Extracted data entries
________________

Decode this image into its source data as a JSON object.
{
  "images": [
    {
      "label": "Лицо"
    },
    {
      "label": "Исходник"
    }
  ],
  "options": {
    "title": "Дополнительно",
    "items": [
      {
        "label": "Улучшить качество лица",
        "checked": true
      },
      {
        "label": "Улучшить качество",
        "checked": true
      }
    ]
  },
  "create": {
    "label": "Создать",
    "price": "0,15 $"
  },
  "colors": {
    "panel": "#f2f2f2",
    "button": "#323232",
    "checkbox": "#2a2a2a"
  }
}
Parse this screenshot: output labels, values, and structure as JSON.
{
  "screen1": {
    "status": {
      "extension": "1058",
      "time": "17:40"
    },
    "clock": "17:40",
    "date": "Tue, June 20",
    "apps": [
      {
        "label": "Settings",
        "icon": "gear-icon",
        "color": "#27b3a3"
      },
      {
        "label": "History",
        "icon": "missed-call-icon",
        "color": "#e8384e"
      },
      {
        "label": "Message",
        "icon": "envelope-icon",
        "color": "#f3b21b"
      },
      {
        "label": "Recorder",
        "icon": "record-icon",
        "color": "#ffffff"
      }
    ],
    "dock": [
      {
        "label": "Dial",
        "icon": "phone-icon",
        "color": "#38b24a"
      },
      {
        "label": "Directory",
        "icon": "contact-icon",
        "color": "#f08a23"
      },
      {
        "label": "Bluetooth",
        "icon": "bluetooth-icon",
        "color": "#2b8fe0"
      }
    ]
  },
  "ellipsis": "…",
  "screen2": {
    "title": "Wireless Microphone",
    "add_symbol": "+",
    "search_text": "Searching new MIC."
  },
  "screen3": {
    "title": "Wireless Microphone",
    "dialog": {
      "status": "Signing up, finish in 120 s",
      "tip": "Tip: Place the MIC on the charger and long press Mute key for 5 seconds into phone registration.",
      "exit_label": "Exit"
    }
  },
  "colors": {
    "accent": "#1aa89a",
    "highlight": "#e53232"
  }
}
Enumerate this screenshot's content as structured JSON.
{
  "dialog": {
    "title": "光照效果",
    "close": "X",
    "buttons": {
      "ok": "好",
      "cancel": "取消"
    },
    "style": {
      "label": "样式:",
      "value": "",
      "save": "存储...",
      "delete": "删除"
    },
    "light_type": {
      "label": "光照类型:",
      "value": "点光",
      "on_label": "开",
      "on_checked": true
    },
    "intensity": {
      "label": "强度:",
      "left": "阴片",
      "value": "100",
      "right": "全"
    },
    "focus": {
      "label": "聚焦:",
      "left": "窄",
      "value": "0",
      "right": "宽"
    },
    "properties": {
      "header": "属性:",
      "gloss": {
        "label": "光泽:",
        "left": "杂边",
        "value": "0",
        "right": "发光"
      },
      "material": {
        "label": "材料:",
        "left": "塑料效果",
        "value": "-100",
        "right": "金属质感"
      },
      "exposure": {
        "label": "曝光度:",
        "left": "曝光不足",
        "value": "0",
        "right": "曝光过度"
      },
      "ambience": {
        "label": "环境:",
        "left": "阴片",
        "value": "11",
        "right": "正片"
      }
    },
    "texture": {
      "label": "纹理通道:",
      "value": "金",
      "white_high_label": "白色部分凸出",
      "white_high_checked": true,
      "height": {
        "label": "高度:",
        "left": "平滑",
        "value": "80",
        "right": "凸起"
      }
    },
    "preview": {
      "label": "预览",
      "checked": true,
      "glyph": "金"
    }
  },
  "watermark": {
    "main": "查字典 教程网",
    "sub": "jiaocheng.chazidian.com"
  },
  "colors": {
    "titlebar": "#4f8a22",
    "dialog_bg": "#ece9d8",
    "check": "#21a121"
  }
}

________________

TASK DETAILS | Transcribe every entry exactly.

EXERCISE RESPONSE |
Decode this image into its source data as a JSON object.
{
  "images": [
    {
      "label": "Лицо"
    },
    {
      "label": "Исходник"
    }
  ],
  "options": {
    "title": "Дополнительно",
    "items": [
      {
        "label": "Улучшить качество лица",
        "checked": true
      },
      {
        "label": "Улучшить качество",
        "checked": true
      }
    ]
  },
  "create": {
    "label": "Создать",
    "price": "0,15 $"
  },
  "colors": {
    "panel": "#f2f2f2",
    "button": "#323232",
    "checkbox": "#2a2a2a"
  }
}
Parse this screenshot: output labels, values, and structure as JSON.
{
  "screen1": {
    "status": {
      "extension": "1058",
      "time": "17:40"
    },
    "clock": "17:40",
    "date": "Tue, June 20",
    "apps": [
      {
        "label": "Settings",
        "icon": "gear-icon",
        "color": "#27b3a3"
      },
      {
        "label": "History",
        "icon": "missed-call-icon",
        "color": "#e8384e"
      },
      {
        "label": "Message",
        "icon": "envelope-icon",
        "color": "#f3b21b"
      },
      {
        "label": "Recorder",
        "icon": "record-icon",
        "color": "#ffffff"
      }
    ],
    "dock": [
      {
        "label": "Dial",
        "icon": "phone-icon",
        "color": "#38b24a"
      },
      {
        "label": "Directory",
        "icon": "contact-icon",
        "color": "#f08a23"
      },
      {
        "label": "Bluetooth",
        "icon": "bluetooth-icon",
        "color": "#2b8fe0"
      }
    ]
  },
  "ellipsis": "…",
  "screen2": {
    "title": "Wireless Microphone",
    "add_symbol": "+",
    "search_text": "Searching new MIC."
  },
  "screen3": {
    "title": "Wireless Microphone",
    "dialog": {
      "status": "Signing up, finish in 120 s",
      "tip": "Tip: Place the MIC on the charger and long press Mute key for 5 seconds into phone registration.",
      "exit_label": "Exit"
    }
  },
  "colors": {
    "accent": "#1aa89a",
    "highlight": "#e53232"
  }
}
Enumerate this screenshot's content as structured JSON.
{
  "dialog": {
    "title": "光照效果",
    "close": "X",
    "buttons": {
      "ok": "好",
      "cancel": "取消"
    },
    "style": {
      "label": "样式:",
      "value": "",
      "save": "存储...",
      "delete": "删除"
    },
    "light_type": {
      "label": "光照类型:",
      "value": "点光",
      "on_label": "开",
      "on_checked": true
    },
    "intensity": {
      "label": "强度:",
      "left": "阴片",
      "value": "100",
      "right": "全"
    },
    "focus": {
      "label": "聚焦:",
      "left": "窄",
      "value": "0",
      "right": "宽"
    },
    "properties": {
      "header": "属性:",
      "gloss": {
        "label": "光泽:",
        "left": "杂边",
        "value": "0",
        "right": "发光"
      },
      "material": {
        "label": "材料:",
        "left": "塑料效果",
        "value": "-100",
        "right": "金属质感"
      },
      "exposure": {
        "label": "曝光度:",
        "left": "曝光不足",
        "value": "0",
        "right": "曝光过度"
      },
      "ambience": {
        "label": "环境:",
        "left": "阴片",
        "value": "11",
        "right": "正片"
      }
    },
    "texture": {
      "label": "纹理通道:",
      "value": "金",
      "white_high_label": "白色部分凸出",
      "white_high_checked": true,
      "height": {
        "label": "高度:",
        "left": "平滑",
        "value": "80",
        "right": "凸起"
      }
    },
    "preview": {
      "label": "预览",
      "checked": true,
      "glyph": "金"
    }
  },
  "watermark": {
    "main": "查字典 教程网",
    "sub": "jiaocheng.chazidian.com"
  },
  "colors": {
    "titlebar": "#4f8a22",
    "dialog_bg": "#ece9d8",
    "check": "#21a121"
  }
}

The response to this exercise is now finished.